> Excerpt:
== == ==
In this time window, article expectedness was the only reliable predictor of ERP mean amplitudes (b = 0.43, t = 2.46, p = 0.014), whereby ERP amplitudes were more negative upon hearing an unexpected article compared to an expected one, regardless of the accent (i.e., native vs. non-native) with which the speech was produced (Figure 2).

Lexical Recall Task

Results for this task are presented in terms of proportions of words reported as “heard” by the participants resulting in aggregated values between 0 and 1. However, as explained in the “Hypothesis Testing” section above, statistical analyses were performed using logistic regression with the aim to predict a binary label (0 or 1) for each item. The analysis was performed on the unheard expected and unexpected items as well as the heard items from the control sentences. In this task, expectedness reliably predicted whether or not a participant would report a word as heard. In the case where words were actually unheard, participants reported hearing words they had expected significantly more often than words they had not expected (b = 1.12, z = 7.5, p < 0.00001) and, unsurprisingly, participants reported hearing significantly more words that they had actually heard (albeit not strongly expected) compared to words they had not expected (b = 1.1, z = 7.4, p < 0.00001). Importantly, words which were actually heard were recalled just as often as unheard expected words as indicated by the absence of a difference between control and expected sentences (Figure 3).

FIGURE 3

Figure 3. Bar plot showing the proportion of items reported as heard in the sentence listening task. In green are heard words from the control sentences, in blue are unheard but expected words from the experimental sentences, and in red are unheard and unexpected words from the experimental sentences. Error bars depict standard errors of the mean. The red horizontal bar depicts the 50% chance level. *Indicates statistically significant differences (p < 0.05).

Discussion

It is hard to deny that our brain predicts upcoming information. Indeed, prediction and anticipation have been demonstrated in a number of domains ranging across a wide array of cognitive functions such as visual perception, attention and consciousness (Kok et al., 2014; Summerfield and de Lange, 2014) as well as auditory perception (Groppe et al., 2010). Linguistic information has been shown to bias systems as early and as basic as vision (Boutonnet et al., 2013; Lupyan and Ward, 2013; Boutonnet and Lupyan, 2015; Samaha et al., 2016), as well as processes at the interface of these systems (Francken et al., 2014, 2015), and finally, the language system itself (DeLong et al., 2005; Van Berkum et al., 2005; Martin et al., 2013; Van Berkum, 2013; Foucart et al., 2014, 2015).

A key driver of brain predictions is likely to be contextual information. Context influences the content of such predictions (Bar, 2004) as well as their effects on brain activity itself (up-/down-regulation) as is often the case in attention/prediction trade-offs (Kok et al., 2012a, b). While the content of linguistic predictions is known to be influenced by the linguistic context (see “Introduction” section for arguments), we have yet to know whether a given, more general, context can affect how the brain predicts. That is, whether it always predicts or whether its predictions always have the same weight on upcoming information. One of the most common communicative contexts in which people interact nowadays involves people who are communicating in a non-native language. Undeniably, the speech of a non-native speaker is likely to be less accurate in terms of syntax, word choice (e.g., “the chocolate pie” vs. “the brownie” effect; Lev-Ari, 2015), phonological and acoustic realization and so on. If the anticipation mechanism of the brain is set off so that it does not have to fully process upcoming stimuli and it only dedicates the full and costly extent of its processing pipeline when predictions do not match the signal, it is likely that a non-native speaker’s production, which matches canonical predictions less, will affect how our brain predicts.
== == ==
> Listed records:
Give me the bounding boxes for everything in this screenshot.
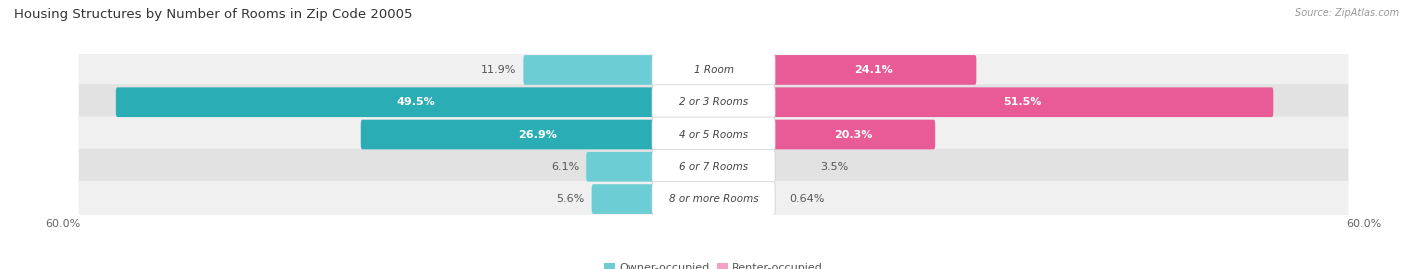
FancyBboxPatch shape — [652, 117, 775, 152]
Legend: Owner-occupied, Renter-occupied: Owner-occupied, Renter-occupied — [599, 258, 828, 269]
Text: Source: ZipAtlas.com: Source: ZipAtlas.com — [1295, 8, 1399, 18]
FancyBboxPatch shape — [79, 181, 1348, 217]
Text: 0.64%: 0.64% — [789, 194, 824, 204]
Text: 11.9%: 11.9% — [481, 65, 516, 75]
FancyBboxPatch shape — [652, 52, 775, 87]
Text: 4 or 5 Rooms: 4 or 5 Rooms — [679, 129, 748, 140]
Text: 8 or more Rooms: 8 or more Rooms — [669, 194, 758, 204]
Text: 2 or 3 Rooms: 2 or 3 Rooms — [679, 97, 748, 107]
Text: 5.6%: 5.6% — [557, 194, 585, 204]
FancyBboxPatch shape — [652, 149, 775, 184]
Text: 49.5%: 49.5% — [396, 97, 434, 107]
FancyBboxPatch shape — [652, 55, 976, 85]
Text: 1 Room: 1 Room — [693, 65, 734, 75]
FancyBboxPatch shape — [592, 184, 716, 214]
Text: Housing Structures by Number of Rooms in Zip Code 20005: Housing Structures by Number of Rooms in… — [14, 8, 412, 21]
Text: 3.5%: 3.5% — [820, 162, 848, 172]
FancyBboxPatch shape — [652, 184, 723, 214]
FancyBboxPatch shape — [79, 116, 1348, 153]
Text: 24.1%: 24.1% — [855, 65, 893, 75]
FancyBboxPatch shape — [79, 149, 1348, 185]
FancyBboxPatch shape — [79, 52, 1348, 88]
FancyBboxPatch shape — [652, 85, 775, 120]
Text: 26.9%: 26.9% — [519, 129, 557, 140]
Text: 20.3%: 20.3% — [834, 129, 873, 140]
FancyBboxPatch shape — [652, 120, 935, 149]
FancyBboxPatch shape — [586, 152, 716, 182]
FancyBboxPatch shape — [79, 84, 1348, 120]
Text: 51.5%: 51.5% — [1004, 97, 1042, 107]
FancyBboxPatch shape — [361, 120, 716, 149]
FancyBboxPatch shape — [523, 55, 716, 85]
FancyBboxPatch shape — [652, 182, 775, 217]
Text: 6.1%: 6.1% — [551, 162, 579, 172]
FancyBboxPatch shape — [115, 87, 716, 117]
Text: 6 or 7 Rooms: 6 or 7 Rooms — [679, 162, 748, 172]
FancyBboxPatch shape — [652, 152, 754, 182]
FancyBboxPatch shape — [652, 87, 1274, 117]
== == ==
> Written tasks:
a – According to the excerpt on speech prediction, what does the red horizontal bar in Figure 3 depict?
b – Write the next part of the excerpt on speech prediction, picking up right after its final sentence.
The rows are material separate from the excerpt on speech prediction.

> Answers to the exercise:
a – The 50% chance level.

b –
As reviewed earlier, work by Lev-Ari (2015) demonstrated that participants listening to non-native speech were more likely to rely on contextual information, suggesting that listeners may predict more in such a condition. Conversely, in a study on word integration, Romero-Rivas et al. (2016) showed that integrating the best completion of a sentence (i.e., the most likely lexical candidate given a sentence context) leads to identical brain activity in both native and non-native accent conditions. However, the depth of semantic activation seemed shallower when participants listened to sentences uttered in a foreign accent. While this result cannot speak directly to the issue of anticipation per se, it certainly suggests differences in the processing of native versus non-native speech.

To tease apart these preliminary hypotheses, as well as to gain further insights in the anticipatory processes in a manner that is more ecologically valid and at the same time overcoming limitations from between-subject designs, we tested word anticipation in a within-subject design while recording participants’ brain activity using EEG. We expected both early (PMN) and late (N400) ERP components to be modulated by expectedness such that an unexpected article would lead to increased negativities in both time windows (Foucart et al., 2015). We further hypothesized that the expectedness effect should be modulated by the accent with which the sentence was uttered, but we had no strong expectation with regards to its direction due to the mixed results available to date (Lev-Ari, 2015; Romero-Rivas et al., 2015, 2016).

Our results provide support for the fact that the brain does not passively integrate information but, rather, anticipates upcoming words in continuous speech (DeLong et al., 2005; Van Berkum et al., 2005; Otten et al., 2007; Martin et al., 2013; Van Berkum, 2013; Foucart et al., 2014, 2015). Furthermore, we show that context may influence the brain’s predictions as, depending on the reliability of the stimuli, such processes can be up- or down-regulated. Indeed, the simple fact of listening to a non-native speaker reduced the brain’s anticipatory processes as shown by the lack of modulation between expected and unexpected articles in the early ERP time window (PMN). Importantly, reduced anticipation does not mean complete system breakdown as indicated by a similar modulation of the classic N400 (Kutas and Federmeier, 2011; Leckey and Federmeier, 2019) component in both accent conditions. Together with the results from the lexical recall task, which showed that expected items form a more robust memory trace than unexpected items so that participants were just as likely to report a word as “previously heard” when it was expected (but not heard) as compared to when they actually heard the word in either accent conditions, it is clear that successful performance does not depend solely on early anticipation.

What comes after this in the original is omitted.